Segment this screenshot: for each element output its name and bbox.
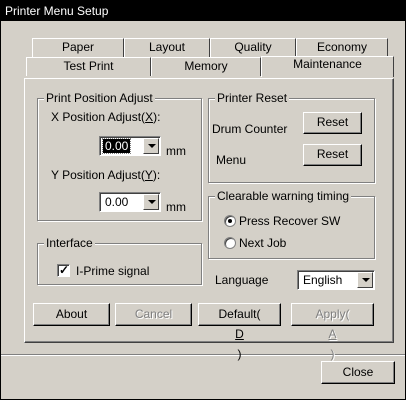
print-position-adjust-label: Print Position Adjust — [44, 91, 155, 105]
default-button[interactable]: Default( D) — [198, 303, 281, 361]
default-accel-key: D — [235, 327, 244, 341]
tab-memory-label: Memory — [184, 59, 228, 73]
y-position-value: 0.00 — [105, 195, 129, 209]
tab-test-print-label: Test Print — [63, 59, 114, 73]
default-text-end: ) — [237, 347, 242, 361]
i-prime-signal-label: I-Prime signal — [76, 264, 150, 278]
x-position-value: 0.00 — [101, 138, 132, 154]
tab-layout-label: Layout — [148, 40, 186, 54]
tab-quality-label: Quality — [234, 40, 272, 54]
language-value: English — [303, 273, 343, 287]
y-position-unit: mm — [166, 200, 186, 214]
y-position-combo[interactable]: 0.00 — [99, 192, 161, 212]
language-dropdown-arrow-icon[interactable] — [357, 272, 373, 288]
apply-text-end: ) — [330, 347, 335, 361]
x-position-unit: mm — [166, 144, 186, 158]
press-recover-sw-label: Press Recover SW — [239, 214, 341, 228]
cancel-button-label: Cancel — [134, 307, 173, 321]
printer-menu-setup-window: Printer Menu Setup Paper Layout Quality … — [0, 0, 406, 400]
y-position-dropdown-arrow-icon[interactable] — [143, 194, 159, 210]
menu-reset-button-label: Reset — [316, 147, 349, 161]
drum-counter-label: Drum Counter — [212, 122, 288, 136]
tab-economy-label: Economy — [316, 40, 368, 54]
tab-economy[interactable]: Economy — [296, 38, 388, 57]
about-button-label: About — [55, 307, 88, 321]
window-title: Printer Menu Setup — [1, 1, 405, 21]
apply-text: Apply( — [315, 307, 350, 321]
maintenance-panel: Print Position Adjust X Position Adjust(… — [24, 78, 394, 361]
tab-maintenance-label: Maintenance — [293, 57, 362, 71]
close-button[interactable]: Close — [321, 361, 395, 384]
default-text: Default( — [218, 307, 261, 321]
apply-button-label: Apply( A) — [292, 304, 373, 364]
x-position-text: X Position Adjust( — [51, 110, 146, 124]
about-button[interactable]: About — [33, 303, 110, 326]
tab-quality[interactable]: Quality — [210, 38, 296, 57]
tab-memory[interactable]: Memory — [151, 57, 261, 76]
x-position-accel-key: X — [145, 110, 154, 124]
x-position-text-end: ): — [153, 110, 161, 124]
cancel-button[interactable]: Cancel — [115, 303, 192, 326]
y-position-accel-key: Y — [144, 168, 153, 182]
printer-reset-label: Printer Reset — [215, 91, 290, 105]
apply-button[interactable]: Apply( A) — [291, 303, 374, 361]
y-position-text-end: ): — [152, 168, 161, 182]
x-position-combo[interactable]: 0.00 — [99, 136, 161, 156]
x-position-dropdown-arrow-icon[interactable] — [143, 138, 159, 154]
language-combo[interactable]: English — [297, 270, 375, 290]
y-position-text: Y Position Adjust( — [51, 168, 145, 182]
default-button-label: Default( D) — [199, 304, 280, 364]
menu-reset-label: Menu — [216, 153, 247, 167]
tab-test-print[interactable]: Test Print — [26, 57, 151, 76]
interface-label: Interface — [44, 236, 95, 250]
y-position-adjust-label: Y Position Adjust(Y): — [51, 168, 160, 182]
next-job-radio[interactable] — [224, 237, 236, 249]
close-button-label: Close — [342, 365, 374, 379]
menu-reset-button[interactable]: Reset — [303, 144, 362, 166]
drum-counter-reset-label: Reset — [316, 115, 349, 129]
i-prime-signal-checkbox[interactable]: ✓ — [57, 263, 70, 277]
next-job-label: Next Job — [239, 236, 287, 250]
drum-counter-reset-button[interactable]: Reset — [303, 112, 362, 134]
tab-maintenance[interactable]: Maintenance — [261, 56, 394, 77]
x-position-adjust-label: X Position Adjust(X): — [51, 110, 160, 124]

::::::

→ GOAL: Rewrite the section of the listing that opens with the line containing "print-position-adjust-label: Print Position" and closes with the line containing "cancel-button[interactable]: Cancel —", both ends included, as a numbered list with blank lines omitted.

→ SOLUTION:
1. print-position-adjust-label: Print Position Adjust — [44, 91, 155, 105]
2. default-button[interactable]: Default( D) — [198, 303, 281, 361]
3. default-accel-key: D — [235, 327, 244, 341]
4. tab-memory-label: Memory — [184, 59, 228, 73]
5. y-position-value: 0.00 — [105, 195, 129, 209]
6. tab-test-print-label: Test Print — [63, 59, 114, 73]
7. default-text-end: ) — [237, 347, 242, 361]
8. i-prime-signal-label: I-Prime signal — [76, 264, 150, 278]
9. x-position-value: 0.00 — [101, 138, 132, 154]
10. tab-layout-label: Layout — [148, 40, 186, 54]
11. tab-quality-label: Quality — [234, 40, 272, 54]
12. language-value: English — [303, 273, 343, 287]
13. y-position-unit: mm — [166, 200, 186, 214]
14. y-position-combo[interactable]: 0.00 — [99, 192, 161, 212]
15. language-dropdown-arrow-icon[interactable] — [357, 272, 373, 288]
16. apply-text-end: ) — [330, 347, 335, 361]
17. x-position-unit: mm — [166, 144, 186, 158]
18. press-recover-sw-label: Press Recover SW — [239, 214, 341, 228]
19. cancel-button-label: Cancel — [134, 307, 173, 321]
20. printer-menu-setup-window: Printer Menu Setup Paper Layout Quality … — [0, 0, 406, 400]
21. y-position-dropdown-arrow-icon[interactable] — [143, 194, 159, 210]
22. menu-reset-button-label: Reset — [316, 147, 349, 161]
23. drum-counter-label: Drum Counter — [212, 122, 288, 136]
24. tab-economy-label: Economy — [316, 40, 368, 54]
25. tab-economy[interactable]: Economy — [296, 38, 388, 57]
26. about-button-label: About — [55, 307, 88, 321]
27. window-title: Printer Menu Setup — [1, 1, 405, 21]
28. apply-text: Apply( — [315, 307, 350, 321]
29. maintenance-panel: Print Position Adjust X Position Adjust(… — [24, 78, 394, 361]
30. tab-maintenance-label: Maintenance — [293, 57, 362, 71]
31. close-button[interactable]: Close — [321, 361, 395, 384]
32. default-text: Default( — [218, 307, 261, 321]
33. apply-button-label: Apply( A) — [292, 304, 373, 364]
34. x-position-text: X Position Adjust( — [51, 110, 146, 124]
35. about-button[interactable]: About — [33, 303, 110, 326]
36. tab-quality[interactable]: Quality — [210, 38, 296, 57]
37. tab-memory[interactable]: Memory — [151, 57, 261, 76]
38. x-position-accel-key: X — [145, 110, 154, 124]
39. x-position-text-end: ): — [153, 110, 161, 124]
40. cancel-button[interactable]: Cancel — [115, 303, 192, 326]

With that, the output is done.